Direction:
Gather the lines that hold the string "BITTREX".

Rows:
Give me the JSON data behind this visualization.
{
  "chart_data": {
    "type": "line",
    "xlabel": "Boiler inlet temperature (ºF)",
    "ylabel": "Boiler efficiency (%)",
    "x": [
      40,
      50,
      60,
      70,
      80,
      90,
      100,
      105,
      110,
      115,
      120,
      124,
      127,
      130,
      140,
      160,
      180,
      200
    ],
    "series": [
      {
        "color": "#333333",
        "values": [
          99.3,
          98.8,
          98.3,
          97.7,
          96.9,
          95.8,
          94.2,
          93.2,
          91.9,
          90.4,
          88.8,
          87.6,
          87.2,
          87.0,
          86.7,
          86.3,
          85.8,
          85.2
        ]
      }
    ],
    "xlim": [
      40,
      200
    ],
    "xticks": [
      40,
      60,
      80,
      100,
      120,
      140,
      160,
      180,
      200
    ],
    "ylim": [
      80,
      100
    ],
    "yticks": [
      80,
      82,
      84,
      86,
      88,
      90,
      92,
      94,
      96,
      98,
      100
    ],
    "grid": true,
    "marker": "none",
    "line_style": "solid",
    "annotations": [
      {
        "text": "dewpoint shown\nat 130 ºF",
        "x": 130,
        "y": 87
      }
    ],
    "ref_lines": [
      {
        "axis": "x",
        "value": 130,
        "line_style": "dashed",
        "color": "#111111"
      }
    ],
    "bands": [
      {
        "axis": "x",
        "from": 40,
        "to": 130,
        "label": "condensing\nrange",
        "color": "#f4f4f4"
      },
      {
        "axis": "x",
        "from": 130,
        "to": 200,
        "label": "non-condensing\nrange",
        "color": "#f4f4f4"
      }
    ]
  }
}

==

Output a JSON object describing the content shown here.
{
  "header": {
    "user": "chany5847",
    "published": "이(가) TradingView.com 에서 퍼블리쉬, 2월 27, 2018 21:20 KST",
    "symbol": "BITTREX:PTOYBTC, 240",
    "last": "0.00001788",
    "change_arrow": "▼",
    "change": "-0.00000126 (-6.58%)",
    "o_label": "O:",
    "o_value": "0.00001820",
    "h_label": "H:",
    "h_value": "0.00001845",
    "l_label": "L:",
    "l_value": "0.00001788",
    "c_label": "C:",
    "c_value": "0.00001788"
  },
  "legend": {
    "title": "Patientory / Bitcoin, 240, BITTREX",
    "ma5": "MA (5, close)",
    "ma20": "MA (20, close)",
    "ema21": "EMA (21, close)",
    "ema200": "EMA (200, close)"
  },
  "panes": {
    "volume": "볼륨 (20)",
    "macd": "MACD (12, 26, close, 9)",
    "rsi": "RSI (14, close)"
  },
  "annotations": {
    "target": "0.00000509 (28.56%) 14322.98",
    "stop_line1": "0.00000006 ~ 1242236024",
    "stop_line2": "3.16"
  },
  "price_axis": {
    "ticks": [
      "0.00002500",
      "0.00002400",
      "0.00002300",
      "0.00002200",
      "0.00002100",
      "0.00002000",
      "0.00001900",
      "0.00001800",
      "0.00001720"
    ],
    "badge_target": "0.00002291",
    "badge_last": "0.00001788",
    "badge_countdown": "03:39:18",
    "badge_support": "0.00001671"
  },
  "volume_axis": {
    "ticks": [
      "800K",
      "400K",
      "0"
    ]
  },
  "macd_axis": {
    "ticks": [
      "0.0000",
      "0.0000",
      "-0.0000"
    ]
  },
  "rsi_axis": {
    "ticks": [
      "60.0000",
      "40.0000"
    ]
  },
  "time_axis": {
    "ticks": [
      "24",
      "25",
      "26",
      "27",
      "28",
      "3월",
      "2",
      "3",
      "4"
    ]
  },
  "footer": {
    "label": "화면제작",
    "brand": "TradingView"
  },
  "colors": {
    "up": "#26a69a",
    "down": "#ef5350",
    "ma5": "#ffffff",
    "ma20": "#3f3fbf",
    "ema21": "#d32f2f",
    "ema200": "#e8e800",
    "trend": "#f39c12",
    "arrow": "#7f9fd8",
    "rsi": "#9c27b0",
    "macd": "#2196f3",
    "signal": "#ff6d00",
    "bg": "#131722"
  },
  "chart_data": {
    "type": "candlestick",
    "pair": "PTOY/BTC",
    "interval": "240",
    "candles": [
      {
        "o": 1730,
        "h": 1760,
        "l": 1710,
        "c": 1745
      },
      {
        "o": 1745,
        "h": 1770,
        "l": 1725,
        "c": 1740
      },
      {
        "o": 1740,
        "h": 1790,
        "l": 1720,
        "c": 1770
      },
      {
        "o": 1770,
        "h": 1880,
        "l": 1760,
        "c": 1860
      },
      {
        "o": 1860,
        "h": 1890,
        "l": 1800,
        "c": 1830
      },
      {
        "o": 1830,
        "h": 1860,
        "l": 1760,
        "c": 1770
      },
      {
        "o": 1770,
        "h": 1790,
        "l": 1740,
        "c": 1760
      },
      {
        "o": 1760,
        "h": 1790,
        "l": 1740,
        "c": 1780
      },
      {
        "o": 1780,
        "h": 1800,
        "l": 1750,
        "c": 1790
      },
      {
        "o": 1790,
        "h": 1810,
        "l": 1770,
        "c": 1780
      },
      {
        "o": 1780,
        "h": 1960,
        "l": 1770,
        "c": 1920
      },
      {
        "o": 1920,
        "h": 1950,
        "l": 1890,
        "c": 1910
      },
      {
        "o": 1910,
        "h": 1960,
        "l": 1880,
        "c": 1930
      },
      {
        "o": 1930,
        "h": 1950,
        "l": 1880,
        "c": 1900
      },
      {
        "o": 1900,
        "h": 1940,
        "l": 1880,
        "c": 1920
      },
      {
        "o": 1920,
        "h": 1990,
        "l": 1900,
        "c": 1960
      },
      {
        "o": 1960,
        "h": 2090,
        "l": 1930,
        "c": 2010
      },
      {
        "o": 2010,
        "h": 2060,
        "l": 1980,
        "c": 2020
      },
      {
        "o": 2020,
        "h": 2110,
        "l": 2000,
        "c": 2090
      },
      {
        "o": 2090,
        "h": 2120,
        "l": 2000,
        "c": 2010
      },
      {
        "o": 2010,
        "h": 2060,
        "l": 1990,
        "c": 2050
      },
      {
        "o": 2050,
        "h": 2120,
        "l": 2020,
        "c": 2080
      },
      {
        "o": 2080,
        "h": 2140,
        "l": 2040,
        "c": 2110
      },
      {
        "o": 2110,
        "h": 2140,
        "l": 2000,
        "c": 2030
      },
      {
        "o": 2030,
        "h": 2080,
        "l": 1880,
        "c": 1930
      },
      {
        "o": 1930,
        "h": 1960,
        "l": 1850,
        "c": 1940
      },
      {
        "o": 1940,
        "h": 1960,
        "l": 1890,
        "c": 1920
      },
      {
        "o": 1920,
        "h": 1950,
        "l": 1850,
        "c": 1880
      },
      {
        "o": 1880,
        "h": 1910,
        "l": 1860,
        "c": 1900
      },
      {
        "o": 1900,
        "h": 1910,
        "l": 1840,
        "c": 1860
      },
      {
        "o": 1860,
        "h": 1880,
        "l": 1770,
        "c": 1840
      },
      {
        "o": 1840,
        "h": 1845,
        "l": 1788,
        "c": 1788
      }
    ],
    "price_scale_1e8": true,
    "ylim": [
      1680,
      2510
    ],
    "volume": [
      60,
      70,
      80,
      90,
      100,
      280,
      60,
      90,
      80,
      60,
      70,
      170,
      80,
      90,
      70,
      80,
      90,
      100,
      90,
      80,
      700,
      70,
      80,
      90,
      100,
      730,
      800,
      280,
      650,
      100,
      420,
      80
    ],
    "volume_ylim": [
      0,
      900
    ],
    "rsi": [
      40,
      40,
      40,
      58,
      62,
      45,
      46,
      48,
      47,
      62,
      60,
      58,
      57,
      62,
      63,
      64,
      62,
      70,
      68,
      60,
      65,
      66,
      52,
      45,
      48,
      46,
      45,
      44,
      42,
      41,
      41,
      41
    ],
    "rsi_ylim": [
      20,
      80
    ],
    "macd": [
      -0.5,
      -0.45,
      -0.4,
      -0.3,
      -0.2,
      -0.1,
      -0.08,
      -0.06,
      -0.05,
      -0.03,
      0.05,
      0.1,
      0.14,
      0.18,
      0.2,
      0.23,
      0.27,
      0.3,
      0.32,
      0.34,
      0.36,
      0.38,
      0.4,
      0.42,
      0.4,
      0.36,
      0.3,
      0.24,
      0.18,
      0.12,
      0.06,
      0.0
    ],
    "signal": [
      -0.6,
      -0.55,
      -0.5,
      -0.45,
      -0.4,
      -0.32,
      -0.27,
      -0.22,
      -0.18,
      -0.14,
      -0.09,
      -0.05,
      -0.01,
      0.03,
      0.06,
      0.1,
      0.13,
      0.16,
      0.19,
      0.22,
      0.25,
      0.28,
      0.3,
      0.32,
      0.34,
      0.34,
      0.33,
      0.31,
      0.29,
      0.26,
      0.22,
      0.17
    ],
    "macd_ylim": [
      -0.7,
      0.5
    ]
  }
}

Task output:
    "symbol": "BITTREX:PTOYBTC, 240",
    "title": "Patientory / Bitcoin, 240, BITTREX",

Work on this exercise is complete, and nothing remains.